■ Task objective ■
Copy, from the entries below, each line in which the string "Calls" appears.

☆ ☆ ☆ ☆ ☆ ☆ ☆

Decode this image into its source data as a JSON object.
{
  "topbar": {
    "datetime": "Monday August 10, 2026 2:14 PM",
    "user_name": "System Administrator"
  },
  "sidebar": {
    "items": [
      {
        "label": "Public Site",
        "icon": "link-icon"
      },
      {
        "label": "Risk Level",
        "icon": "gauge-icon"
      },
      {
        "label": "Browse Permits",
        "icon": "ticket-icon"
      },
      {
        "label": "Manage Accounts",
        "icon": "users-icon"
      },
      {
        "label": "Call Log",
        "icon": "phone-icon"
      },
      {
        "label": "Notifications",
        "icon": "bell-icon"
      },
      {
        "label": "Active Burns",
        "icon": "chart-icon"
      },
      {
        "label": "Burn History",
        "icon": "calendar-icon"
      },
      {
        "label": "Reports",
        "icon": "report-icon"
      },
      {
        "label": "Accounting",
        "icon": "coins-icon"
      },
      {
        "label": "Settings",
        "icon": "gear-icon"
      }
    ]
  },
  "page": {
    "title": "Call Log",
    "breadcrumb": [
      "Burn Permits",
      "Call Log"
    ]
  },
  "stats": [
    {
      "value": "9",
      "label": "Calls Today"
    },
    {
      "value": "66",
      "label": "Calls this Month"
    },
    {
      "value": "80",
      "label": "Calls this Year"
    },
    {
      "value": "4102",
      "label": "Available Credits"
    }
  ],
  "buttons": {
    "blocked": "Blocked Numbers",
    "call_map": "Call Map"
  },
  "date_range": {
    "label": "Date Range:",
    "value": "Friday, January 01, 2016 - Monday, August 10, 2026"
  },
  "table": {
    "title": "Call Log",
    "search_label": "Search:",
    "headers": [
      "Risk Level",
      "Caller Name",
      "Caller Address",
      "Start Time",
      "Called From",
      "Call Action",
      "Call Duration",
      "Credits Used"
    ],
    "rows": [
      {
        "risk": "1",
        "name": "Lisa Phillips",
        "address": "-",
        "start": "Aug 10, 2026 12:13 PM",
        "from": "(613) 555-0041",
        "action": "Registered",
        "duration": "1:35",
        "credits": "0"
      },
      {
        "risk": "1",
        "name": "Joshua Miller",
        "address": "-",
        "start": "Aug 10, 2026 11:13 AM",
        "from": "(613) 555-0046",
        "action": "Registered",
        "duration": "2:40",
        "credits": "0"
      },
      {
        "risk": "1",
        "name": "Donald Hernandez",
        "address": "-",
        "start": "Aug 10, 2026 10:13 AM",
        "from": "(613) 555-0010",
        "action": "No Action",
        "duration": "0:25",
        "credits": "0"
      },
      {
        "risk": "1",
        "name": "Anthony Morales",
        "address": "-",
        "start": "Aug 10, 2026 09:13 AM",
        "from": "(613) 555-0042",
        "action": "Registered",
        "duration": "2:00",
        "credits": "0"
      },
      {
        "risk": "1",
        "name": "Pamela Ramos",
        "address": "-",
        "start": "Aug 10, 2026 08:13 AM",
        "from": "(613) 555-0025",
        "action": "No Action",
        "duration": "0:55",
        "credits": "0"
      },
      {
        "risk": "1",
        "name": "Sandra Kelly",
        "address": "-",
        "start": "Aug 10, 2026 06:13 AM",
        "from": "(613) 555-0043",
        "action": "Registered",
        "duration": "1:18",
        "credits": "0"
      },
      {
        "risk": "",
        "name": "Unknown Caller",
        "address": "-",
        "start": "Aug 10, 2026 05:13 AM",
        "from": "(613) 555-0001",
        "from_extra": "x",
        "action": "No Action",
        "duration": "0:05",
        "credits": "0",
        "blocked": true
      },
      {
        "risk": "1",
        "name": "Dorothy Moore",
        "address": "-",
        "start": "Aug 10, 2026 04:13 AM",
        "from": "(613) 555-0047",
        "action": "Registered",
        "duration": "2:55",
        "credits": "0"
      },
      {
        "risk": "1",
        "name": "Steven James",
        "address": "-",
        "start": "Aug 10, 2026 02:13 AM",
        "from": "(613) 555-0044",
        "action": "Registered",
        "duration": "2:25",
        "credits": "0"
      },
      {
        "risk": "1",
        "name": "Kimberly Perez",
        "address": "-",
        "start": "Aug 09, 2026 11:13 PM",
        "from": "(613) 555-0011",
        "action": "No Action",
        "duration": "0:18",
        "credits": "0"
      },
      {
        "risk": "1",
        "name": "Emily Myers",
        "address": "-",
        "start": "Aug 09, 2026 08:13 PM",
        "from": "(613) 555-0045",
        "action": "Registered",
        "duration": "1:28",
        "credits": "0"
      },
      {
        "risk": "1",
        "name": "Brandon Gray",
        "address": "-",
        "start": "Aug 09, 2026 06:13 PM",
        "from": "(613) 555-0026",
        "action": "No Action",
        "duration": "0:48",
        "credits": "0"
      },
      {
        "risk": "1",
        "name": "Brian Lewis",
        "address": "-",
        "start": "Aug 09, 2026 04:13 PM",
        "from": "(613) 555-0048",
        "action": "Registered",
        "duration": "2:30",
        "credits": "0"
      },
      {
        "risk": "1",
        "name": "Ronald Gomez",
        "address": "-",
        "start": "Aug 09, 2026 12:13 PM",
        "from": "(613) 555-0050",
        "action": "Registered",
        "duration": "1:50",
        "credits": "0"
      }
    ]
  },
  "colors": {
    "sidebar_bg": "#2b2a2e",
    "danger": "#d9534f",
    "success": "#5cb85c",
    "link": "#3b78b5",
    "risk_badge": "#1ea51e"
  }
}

☆ ☆ ☆ ☆ ☆ ☆ ☆

■ Completed task ■
      "label": "Calls Today"
      "label": "Calls this Month"
      "label": "Calls this Year"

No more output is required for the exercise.